_INSTRUCTIONS FOR THE TASK_
Reproduce the following records verbatim, every line included.
====
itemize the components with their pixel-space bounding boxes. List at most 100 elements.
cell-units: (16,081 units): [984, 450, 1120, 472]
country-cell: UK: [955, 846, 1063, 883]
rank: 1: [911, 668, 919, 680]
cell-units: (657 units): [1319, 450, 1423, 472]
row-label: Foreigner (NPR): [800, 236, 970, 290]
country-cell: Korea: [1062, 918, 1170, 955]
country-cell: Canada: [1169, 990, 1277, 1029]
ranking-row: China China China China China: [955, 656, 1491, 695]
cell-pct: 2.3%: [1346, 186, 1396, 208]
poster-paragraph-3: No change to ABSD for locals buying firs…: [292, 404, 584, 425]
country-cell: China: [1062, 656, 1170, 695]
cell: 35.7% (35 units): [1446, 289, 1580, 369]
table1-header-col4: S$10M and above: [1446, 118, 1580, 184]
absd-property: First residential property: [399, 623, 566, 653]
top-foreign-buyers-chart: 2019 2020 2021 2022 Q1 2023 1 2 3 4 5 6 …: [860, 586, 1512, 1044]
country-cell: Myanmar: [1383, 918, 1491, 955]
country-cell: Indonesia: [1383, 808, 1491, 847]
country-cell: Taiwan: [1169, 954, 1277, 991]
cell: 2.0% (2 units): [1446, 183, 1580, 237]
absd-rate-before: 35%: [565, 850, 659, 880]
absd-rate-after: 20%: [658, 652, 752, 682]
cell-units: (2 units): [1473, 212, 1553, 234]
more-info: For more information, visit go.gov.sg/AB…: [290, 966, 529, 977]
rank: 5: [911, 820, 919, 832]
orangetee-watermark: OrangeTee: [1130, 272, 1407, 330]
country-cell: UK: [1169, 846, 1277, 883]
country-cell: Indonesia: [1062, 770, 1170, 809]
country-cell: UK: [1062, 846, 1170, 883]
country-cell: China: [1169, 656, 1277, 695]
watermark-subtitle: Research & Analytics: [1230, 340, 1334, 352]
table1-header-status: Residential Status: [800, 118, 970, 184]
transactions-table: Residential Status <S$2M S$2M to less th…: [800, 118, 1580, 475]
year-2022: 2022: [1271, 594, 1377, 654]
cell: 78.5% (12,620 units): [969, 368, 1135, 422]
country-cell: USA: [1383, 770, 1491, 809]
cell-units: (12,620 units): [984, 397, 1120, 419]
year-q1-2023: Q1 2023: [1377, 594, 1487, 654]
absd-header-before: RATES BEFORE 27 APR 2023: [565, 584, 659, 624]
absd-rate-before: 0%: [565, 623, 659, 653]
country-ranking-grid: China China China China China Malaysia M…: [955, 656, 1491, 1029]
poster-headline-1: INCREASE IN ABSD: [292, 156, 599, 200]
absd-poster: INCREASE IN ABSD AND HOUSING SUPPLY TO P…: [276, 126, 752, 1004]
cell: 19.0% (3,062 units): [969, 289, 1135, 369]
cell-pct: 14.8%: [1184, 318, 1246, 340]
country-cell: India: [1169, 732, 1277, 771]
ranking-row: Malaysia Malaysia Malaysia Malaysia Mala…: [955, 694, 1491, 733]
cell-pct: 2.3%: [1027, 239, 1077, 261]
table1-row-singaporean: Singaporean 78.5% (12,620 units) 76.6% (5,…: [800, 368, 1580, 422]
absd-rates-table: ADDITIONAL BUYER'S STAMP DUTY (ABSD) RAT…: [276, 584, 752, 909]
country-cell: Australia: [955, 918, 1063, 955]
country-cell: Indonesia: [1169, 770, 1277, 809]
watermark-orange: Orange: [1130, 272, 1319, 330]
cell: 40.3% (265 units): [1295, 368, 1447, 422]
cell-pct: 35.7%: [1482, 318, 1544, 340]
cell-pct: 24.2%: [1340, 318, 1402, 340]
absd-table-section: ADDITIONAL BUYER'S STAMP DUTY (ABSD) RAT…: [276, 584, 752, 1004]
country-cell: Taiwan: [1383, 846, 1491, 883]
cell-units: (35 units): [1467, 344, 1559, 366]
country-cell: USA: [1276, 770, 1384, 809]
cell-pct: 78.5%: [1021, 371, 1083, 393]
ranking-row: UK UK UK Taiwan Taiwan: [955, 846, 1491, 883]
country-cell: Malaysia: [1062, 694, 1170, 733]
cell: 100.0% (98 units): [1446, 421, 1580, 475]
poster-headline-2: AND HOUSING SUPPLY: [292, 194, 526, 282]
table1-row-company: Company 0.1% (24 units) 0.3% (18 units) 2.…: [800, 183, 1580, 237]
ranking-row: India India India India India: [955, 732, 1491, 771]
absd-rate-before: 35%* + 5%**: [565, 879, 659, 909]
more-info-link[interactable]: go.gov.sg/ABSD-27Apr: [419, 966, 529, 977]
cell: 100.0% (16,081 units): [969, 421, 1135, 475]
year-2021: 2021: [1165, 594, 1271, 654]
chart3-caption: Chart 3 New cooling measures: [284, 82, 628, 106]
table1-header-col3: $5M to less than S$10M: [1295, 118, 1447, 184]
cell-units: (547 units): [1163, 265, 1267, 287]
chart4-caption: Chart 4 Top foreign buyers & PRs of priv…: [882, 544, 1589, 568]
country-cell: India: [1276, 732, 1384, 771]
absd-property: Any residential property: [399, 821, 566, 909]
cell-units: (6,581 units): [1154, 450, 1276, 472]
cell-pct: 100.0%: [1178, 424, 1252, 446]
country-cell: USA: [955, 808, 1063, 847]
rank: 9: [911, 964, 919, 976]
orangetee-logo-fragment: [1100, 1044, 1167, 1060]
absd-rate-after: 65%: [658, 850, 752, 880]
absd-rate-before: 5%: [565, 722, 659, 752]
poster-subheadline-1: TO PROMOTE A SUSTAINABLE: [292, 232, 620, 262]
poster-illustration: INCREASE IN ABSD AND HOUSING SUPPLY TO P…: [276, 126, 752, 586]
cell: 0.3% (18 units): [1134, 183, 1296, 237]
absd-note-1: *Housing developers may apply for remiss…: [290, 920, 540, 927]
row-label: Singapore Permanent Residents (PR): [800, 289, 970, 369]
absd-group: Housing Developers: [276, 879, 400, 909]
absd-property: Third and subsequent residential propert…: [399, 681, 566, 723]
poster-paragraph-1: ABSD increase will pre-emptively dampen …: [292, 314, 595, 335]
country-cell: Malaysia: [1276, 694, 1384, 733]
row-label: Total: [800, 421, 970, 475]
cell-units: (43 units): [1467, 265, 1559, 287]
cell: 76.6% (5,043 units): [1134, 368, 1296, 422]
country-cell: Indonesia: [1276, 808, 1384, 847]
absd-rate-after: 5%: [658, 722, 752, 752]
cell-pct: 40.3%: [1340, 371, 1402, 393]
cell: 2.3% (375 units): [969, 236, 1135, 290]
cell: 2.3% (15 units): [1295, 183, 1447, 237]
====
_FINAL ANSWER_
itemize the components with their pixel-space bounding boxes. List at most 100 elements.
cell-units: (16,081 units): [984, 450, 1120, 472]
country-cell: UK: [955, 846, 1063, 883]
rank: 1: [911, 668, 919, 680]
cell-units: (657 units): [1319, 450, 1423, 472]
row-label: Foreigner (NPR): [800, 236, 970, 290]
country-cell: Korea: [1062, 918, 1170, 955]
country-cell: Canada: [1169, 990, 1277, 1029]
ranking-row: China China China China China: [955, 656, 1491, 695]
cell-pct: 2.3%: [1346, 186, 1396, 208]
poster-paragraph-3: No change to ABSD for locals buying firs…: [292, 404, 584, 425]
country-cell: China: [1062, 656, 1170, 695]
cell: 35.7% (35 units): [1446, 289, 1580, 369]
table1-header-col4: S$10M and above: [1446, 118, 1580, 184]
absd-property: First residential property: [399, 623, 566, 653]
top-foreign-buyers-chart: 2019 2020 2021 2022 Q1 2023 1 2 3 4 5 6 …: [860, 586, 1512, 1044]
country-cell: Myanmar: [1383, 918, 1491, 955]
country-cell: Indonesia: [1383, 808, 1491, 847]
country-cell: Taiwan: [1169, 954, 1277, 991]
cell: 2.0% (2 units): [1446, 183, 1580, 237]
absd-rate-before: 35%: [565, 850, 659, 880]
absd-rate-after: 20%: [658, 652, 752, 682]
cell-units: (2 units): [1473, 212, 1553, 234]
more-info: For more information, visit go.gov.sg/AB…: [290, 966, 529, 977]
rank: 5: [911, 820, 919, 832]
orangetee-watermark: OrangeTee: [1130, 272, 1407, 330]
country-cell: UK: [1169, 846, 1277, 883]
country-cell: Indonesia: [1062, 770, 1170, 809]
country-cell: UK: [1062, 846, 1170, 883]
country-cell: China: [1169, 656, 1277, 695]
watermark-subtitle: Research & Analytics: [1230, 340, 1334, 352]
table1-header-status: Residential Status: [800, 118, 970, 184]
transactions-table: Residential Status <S$2M S$2M to less th…: [800, 118, 1580, 475]
year-2022: 2022: [1271, 594, 1377, 654]
cell: 78.5% (12,620 units): [969, 368, 1135, 422]
country-cell: USA: [1383, 770, 1491, 809]
cell-units: (12,620 units): [984, 397, 1120, 419]
year-q1-2023: Q1 2023: [1377, 594, 1487, 654]
absd-header-before: RATES BEFORE 27 APR 2023: [565, 584, 659, 624]
absd-rate-before: 0%: [565, 623, 659, 653]
country-ranking-grid: China China China China China Malaysia M…: [955, 656, 1491, 1029]
poster-headline-1: INCREASE IN ABSD: [292, 156, 599, 200]
absd-poster: INCREASE IN ABSD AND HOUSING SUPPLY TO P…: [276, 126, 752, 1004]
cell: 19.0% (3,062 units): [969, 289, 1135, 369]
cell-pct: 14.8%: [1184, 318, 1246, 340]
country-cell: India: [1169, 732, 1277, 771]
ranking-row: Malaysia Malaysia Malaysia Malaysia Mala…: [955, 694, 1491, 733]
cell-pct: 2.3%: [1027, 239, 1077, 261]
table1-row-singaporean: Singaporean 78.5% (12,620 units) 76.6% (5,…: [800, 368, 1580, 422]
absd-rates-table: ADDITIONAL BUYER'S STAMP DUTY (ABSD) RAT…: [276, 584, 752, 909]
country-cell: Australia: [955, 918, 1063, 955]
country-cell: Indonesia: [1169, 770, 1277, 809]
watermark-orange: Orange: [1130, 272, 1319, 330]
cell: 40.3% (265 units): [1295, 368, 1447, 422]
cell-pct: 35.7%: [1482, 318, 1544, 340]
cell-pct: 24.2%: [1340, 318, 1402, 340]
absd-table-section: ADDITIONAL BUYER'S STAMP DUTY (ABSD) RAT…: [276, 584, 752, 1004]
country-cell: Taiwan: [1383, 846, 1491, 883]
cell-units: (35 units): [1467, 344, 1559, 366]
country-cell: USA: [1276, 770, 1384, 809]
cell-pct: 78.5%: [1021, 371, 1083, 393]
ranking-row: UK UK UK Taiwan Taiwan: [955, 846, 1491, 883]
country-cell: Malaysia: [1062, 694, 1170, 733]
cell: 100.0% (98 units): [1446, 421, 1580, 475]
poster-headline-2: AND HOUSING SUPPLY: [292, 194, 526, 282]
table1-row-company: Company 0.1% (24 units) 0.3% (18 units) 2.…: [800, 183, 1580, 237]
ranking-row: India India India India India: [955, 732, 1491, 771]
absd-rate-before: 35%* + 5%**: [565, 879, 659, 909]
more-info-link[interactable]: go.gov.sg/ABSD-27Apr: [419, 966, 529, 977]
cell: 100.0% (16,081 units): [969, 421, 1135, 475]
year-2021: 2021: [1165, 594, 1271, 654]
chart3-caption: Chart 3 New cooling measures: [284, 82, 628, 106]
table1-header-col3: $5M to less than S$10M: [1295, 118, 1447, 184]
cell-units: (547 units): [1163, 265, 1267, 287]
chart4-caption: Chart 4 Top foreign buyers & PRs of priv…: [882, 544, 1589, 568]
country-cell: India: [1276, 732, 1384, 771]
absd-property: Any residential property: [399, 821, 566, 909]
cell-units: (6,581 units): [1154, 450, 1276, 472]
cell-pct: 100.0%: [1178, 424, 1252, 446]
country-cell: USA: [955, 808, 1063, 847]
rank: 9: [911, 964, 919, 976]
orangetee-logo-fragment: [1100, 1044, 1167, 1060]
absd-rate-after: 65%: [658, 850, 752, 880]
absd-rate-before: 5%: [565, 722, 659, 752]
poster-subheadline-1: TO PROMOTE A SUSTAINABLE: [292, 232, 620, 262]
poster-illustration: INCREASE IN ABSD AND HOUSING SUPPLY TO P…: [276, 126, 752, 586]
cell: 0.3% (18 units): [1134, 183, 1296, 237]
absd-note-1: *Housing developers may apply for remiss…: [290, 920, 540, 927]
row-label: Singapore Permanent Residents (PR): [800, 289, 970, 369]
absd-group: Housing Developers: [276, 879, 400, 909]
absd-property: Third and subsequent residential propert…: [399, 681, 566, 723]
poster-paragraph-1: ABSD increase will pre-emptively dampen …: [292, 314, 595, 335]
country-cell: Malaysia: [1276, 694, 1384, 733]
row-label: Total: [800, 421, 970, 475]
cell-units: (43 units): [1467, 265, 1559, 287]
cell: 76.6% (5,043 units): [1134, 368, 1296, 422]
country-cell: Indonesia: [1276, 808, 1384, 847]
absd-rate-after: 5%: [658, 722, 752, 752]
cell-pct: 40.3%: [1340, 371, 1402, 393]
cell: 2.3% (375 units): [969, 236, 1135, 290]
cell: 2.3% (15 units): [1295, 183, 1447, 237]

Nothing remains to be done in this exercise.